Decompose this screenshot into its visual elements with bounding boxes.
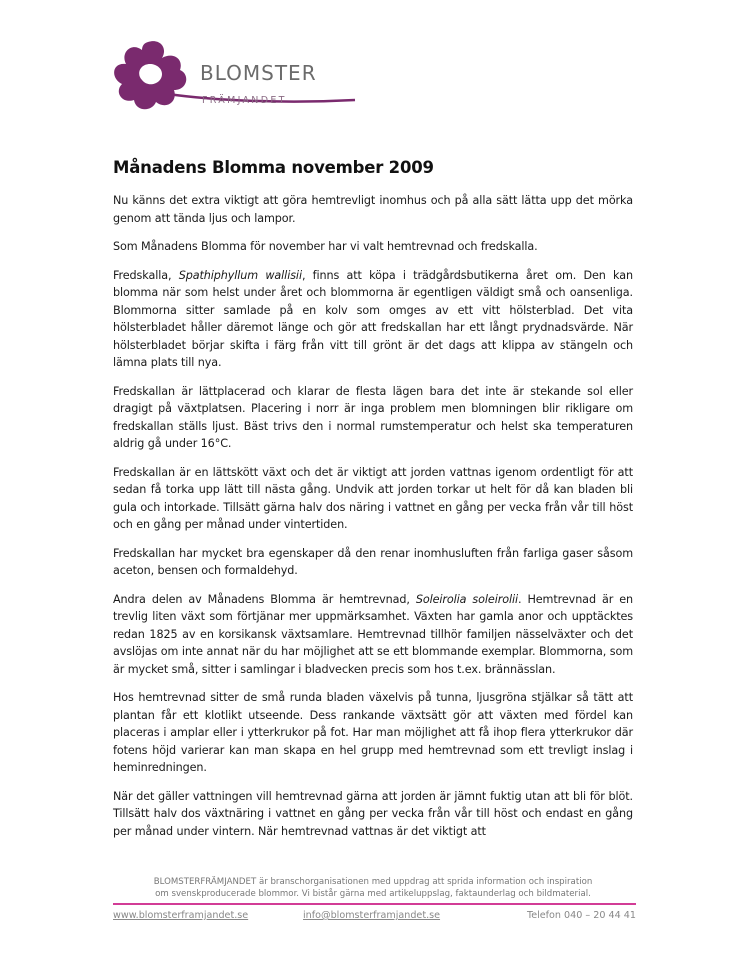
paragraph-leaves: Hos hemtrevnad sitter de små runda bladen växelvis på tunna, ljusgröna stjälkar så tätt att plantan får ett klotlikt utseende. Dess rankande växtsätt gör att växten med fördel kan placeras i amplar eller i ytterkrukor på fot. Har man möjlighet att få ihop flera ytterkrukor där fotens höjd varierar kan man skapa en hel grupp med hemtrevnad som ett trevligt inslag i heminredningen. (113, 691, 633, 774)
text-run: , finns att köpa i trädgårdsbutikerna året om. Den kan blomma när som helst under året och blommorna är egentligen väldigt små och oansenliga. Blommorna sitter samlade på en kolv som omges av ett vitt hölsterblad. Det vita hölsterbladet håller däremot länge och gör att fredskallan har ett långt prydnadsvärde. När hölsterbladet börjar skifta i färg från vitt till grönt är det dags att klippa av stängeln och lämna plats till nya. (113, 268, 633, 369)
logo-subtitle: FRÄMJANDET (202, 95, 287, 106)
paragraph-placement: Fredskallan är lättplacerad och klarar de flesta lägen bara det inte är stekande sol eller dragigt på växtplatsen. Placering i norr är inga problem men blomningen blir rikligare om fredskallan ställs ljust. Bäst trivs den i normal rumstemperatur och helst ska temperaturen aldrig gå under 16°C. (113, 384, 633, 450)
text-run: Andra delen av Månadens Blomma är hemtrevnad, (113, 592, 416, 606)
article (113, 158, 633, 851)
text-run: Fredskalla, (113, 268, 179, 282)
paragraph-air-purifying: Fredskallan har mycket bra egenskaper då den renar inomhusluften från farliga gaser såsom aceton, bensen och formaldehyd. (113, 546, 633, 577)
brand-logo (110, 38, 360, 110)
latin-name: Spathiphyllum wallisii (178, 268, 302, 282)
paragraph-care: Fredskallan är en lättskött växt och det är viktigt att jorden vattnas igenom ordentligt för att sedan få torka upp lätt till nästa gång. Undvik att jorden torkar ut helt för då kan bladen bli gula och intorkade. Tillsätt gärna halv dos näring i vattnet en gång per vecka från vår till höst och en gång per månad under vintertiden. (113, 465, 633, 531)
footer-divider (113, 903, 636, 905)
note-line: BLOMSTERFRÄMJANDET är branschorganisationen med uppdrag att sprida information och inspiration (153, 877, 593, 887)
note-line: om svenskproducerade blommor. Vi bistår gärna med artikeluppslag, faktaunderlag och bildmaterial. (155, 889, 591, 899)
logo-wordmark: BLOMSTER (200, 61, 317, 85)
organisation-note (113, 876, 633, 900)
paragraph-fredskalla (113, 267, 633, 372)
paragraph-selection: Som Månadens Blomma för november har vi valt hemtrevnad och fredskalla. (113, 240, 538, 253)
phone-number: Telefon 040 – 20 44 41 (526, 910, 636, 921)
paragraph-hemtrevnad (113, 591, 633, 679)
website-link[interactable]: www.blomsterframjandet.se (113, 910, 249, 921)
paragraph-intro: Nu känns det extra viktigt att göra hemtrevligt inomhus och på alla sätt lätta upp det mörka genom att tända ljus och lampor. (113, 194, 633, 225)
latin-name: Soleirolia soleirolii (415, 592, 518, 606)
paragraph-watering: När det gäller vattningen vill hemtrevnad gärna att jorden är jämnt fuktig utan att bli för blöt. Tillsätt halv dos växtnäring i vattnet en gång per vecka från vår till höst och endast en gång per månad under vintern. När hemtrevnad vattnas är det viktigt att (113, 789, 633, 838)
page-title: Månadens Blomma november 2009 (113, 158, 434, 177)
email-link[interactable]: info@blomsterframjandet.se (303, 910, 441, 921)
text-run: . Hemtrevnad är en trevlig liten växt som förtjänar mer uppmärksamhet. Växten har gamla anor och upptäcktes redan 1825 av en korsikansk växtsamlare. Hemtrevnad tillhör familjen nässelväxter och det avslöjas om inte annat när du har möjlighet att se ett blommande exemplar. Blommorna, som är mycket små, sitter i samlingar i bladvecken precis som hos t.ex. brännässlan. (113, 592, 633, 676)
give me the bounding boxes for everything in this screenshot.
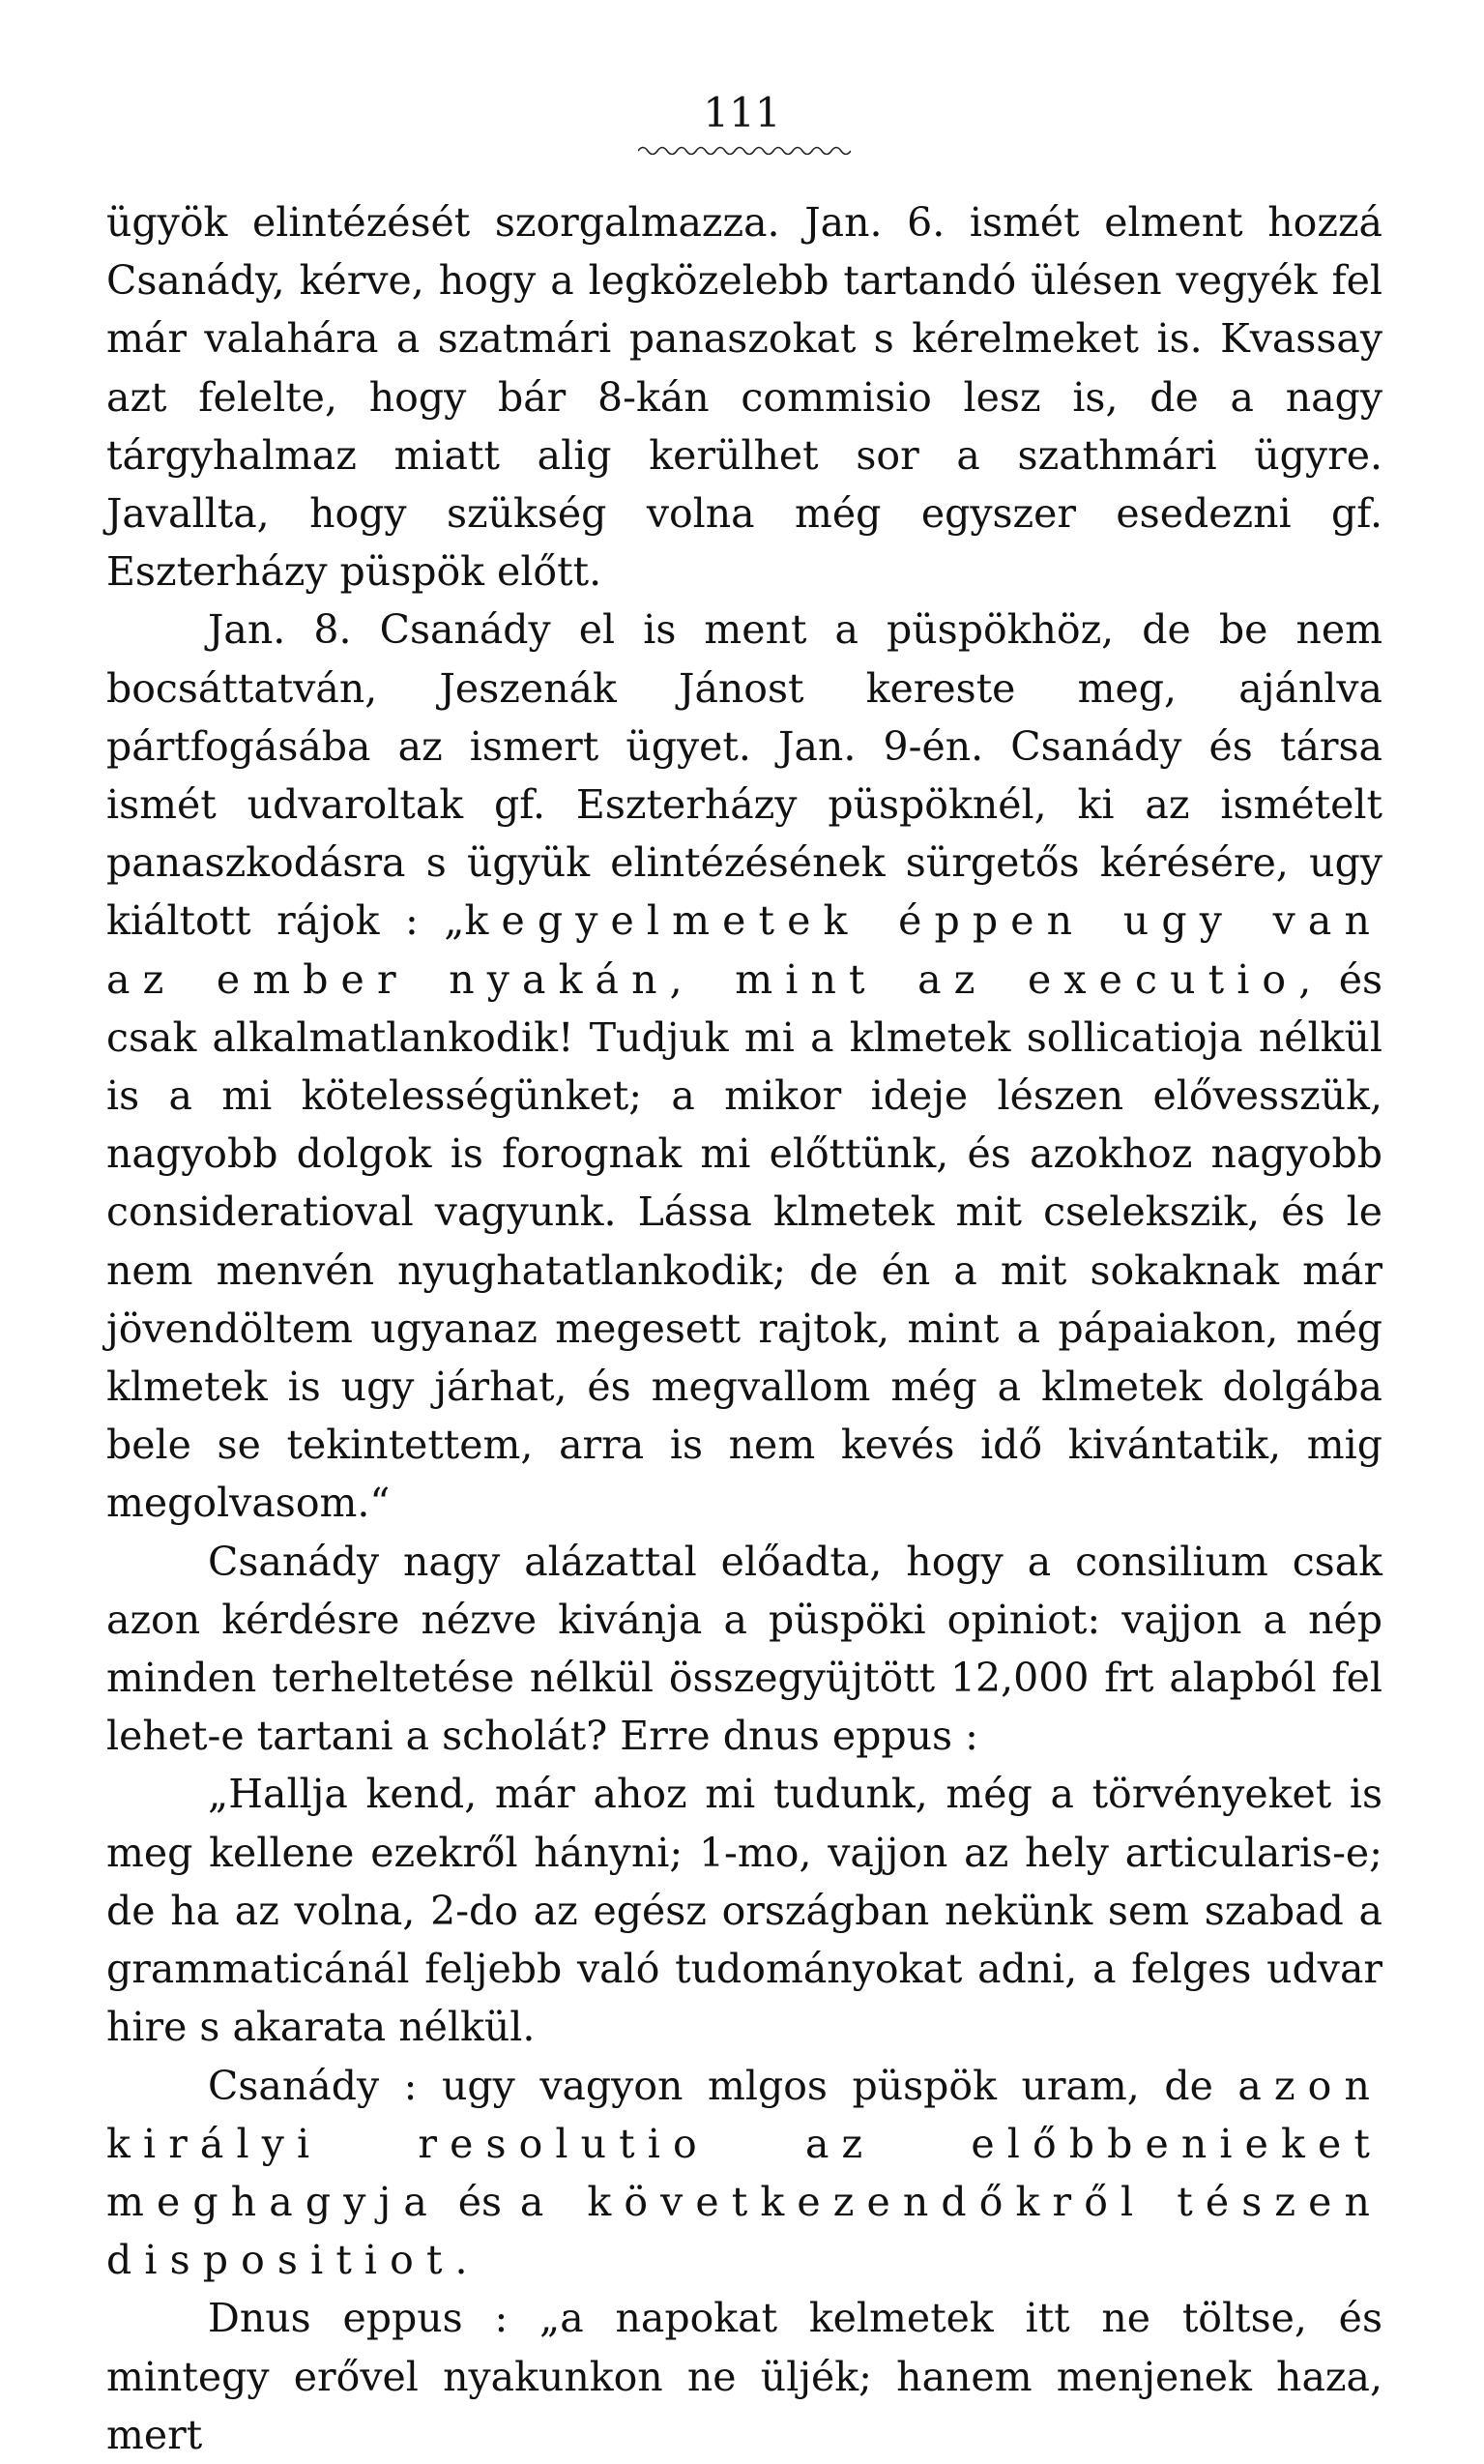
paragraph [106, 2289, 1382, 2464]
paragraph-text: Dnus eppus : „a napokat kelmetek itt ne töltse, és mintegy erővel nyakunkon ne üljék; hanem menjenek haza, mert [106, 2295, 1382, 2458]
paragraph-text: Csanády nagy alázattal előadta, hogy a consilium csak azon kérdésre nézve kivánja a püspöki opiniot: vajjon a nép minden terheltetése nélkül összegyüjtött 12,000 frt alapból fel lehet-e tartani a scholát? Erre dnus eppus : [106, 1538, 1382, 1760]
paragraph [106, 601, 1382, 1532]
body-text [106, 193, 1382, 2464]
paragraph-text: és [439, 2178, 520, 2225]
wavy-rule-ornament [638, 141, 851, 155]
page-number: 111 [703, 89, 781, 136]
spaced-emphasis-text: azon királyi resolutio az előbbenieket meghagyja [106, 2062, 1382, 2225]
paragraph [106, 2057, 1382, 2290]
paragraph-text: Csanády : ugy vagyon mlgos püspök uram, de [208, 2062, 1238, 2109]
paragraph-text: Jan. 8. Csanády el is ment a püspökhöz, de be nem bocsáttatván, Jeszenák Jánost kereste meg, ajánlva pártfogásába az ismert ügyet. Jan. 9-én. Csanády és társa ismét udvaroltak gf. Eszterházy püspöknél, ki az ismételt panaszkodásra s ügyük elintézésének sürgetős kérésére, ugy kiáltott rájok : „ [106, 606, 1382, 945]
paragraph-text: „Hallja kend, már ahoz mi tudunk, még a törvényeket is meg kellene ezekről hányni; 1-mo, vajjon az hely articularis-e; de ha az volna, 2-do az egész országban nekünk sem szabad a grammaticánál feljebb való tudományokat adni, a felges udvar hire s akarata nélkül. [106, 1771, 1382, 2051]
paragraph-text: , és csak alkalmatlankodik! Tudjuk mi a klmetek sollicatioja nélkül is a mi kötelességünket; a mikor ideje lészen elővesszük, nagyobb dolgok is forognak mi előttünk, és azokhoz nagyobb consideratioval vagyunk. Lássa klmetek mit cselekszik, és le nem menvén nyughatatlankodik; de én a mit sokaknak már jövendöltem ugyanaz megesett rajtok, mint a pápaiakon, még klmetek is ugy járhat, és megvallom még a klmetek dolgába bele se tekintettem, arra is nem kevés idő kivántatik, mig megolvasom.“ [106, 955, 1382, 1527]
spaced-emphasis-text: a következendőkről tészen dispositiot. [106, 2178, 1382, 2284]
paragraph [106, 1533, 1382, 1766]
paragraph [106, 193, 1382, 601]
paragraph [106, 1765, 1382, 2056]
paragraph-text: ügyök elintézését szorgalmazza. Jan. 6. ismét elment hozzá Csanády, kérve, hogy a legközelebb tartandó ülésen vegyék fel már valahára a szatmári panaszokat s kérelmeket is. Kvassay azt felelte, hogy bár 8-kán commisio lesz is, de a nagy tárgyhalmaz miatt alig kerülhet sor a szathmári ügyre. Javallta, hogy szükség volna még egyszer esedezni gf. Eszterházy püspök előtt. [106, 199, 1382, 596]
spaced-emphasis-text: kegyelmetek éppen ugy van az ember nyakán, mint az executio [106, 897, 1382, 1003]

──────────────────────────────

■ Exercise requirements
Going through the listing above, tally the lines that contain the word "Blommorna" and report the total alone.

■ Written answer
2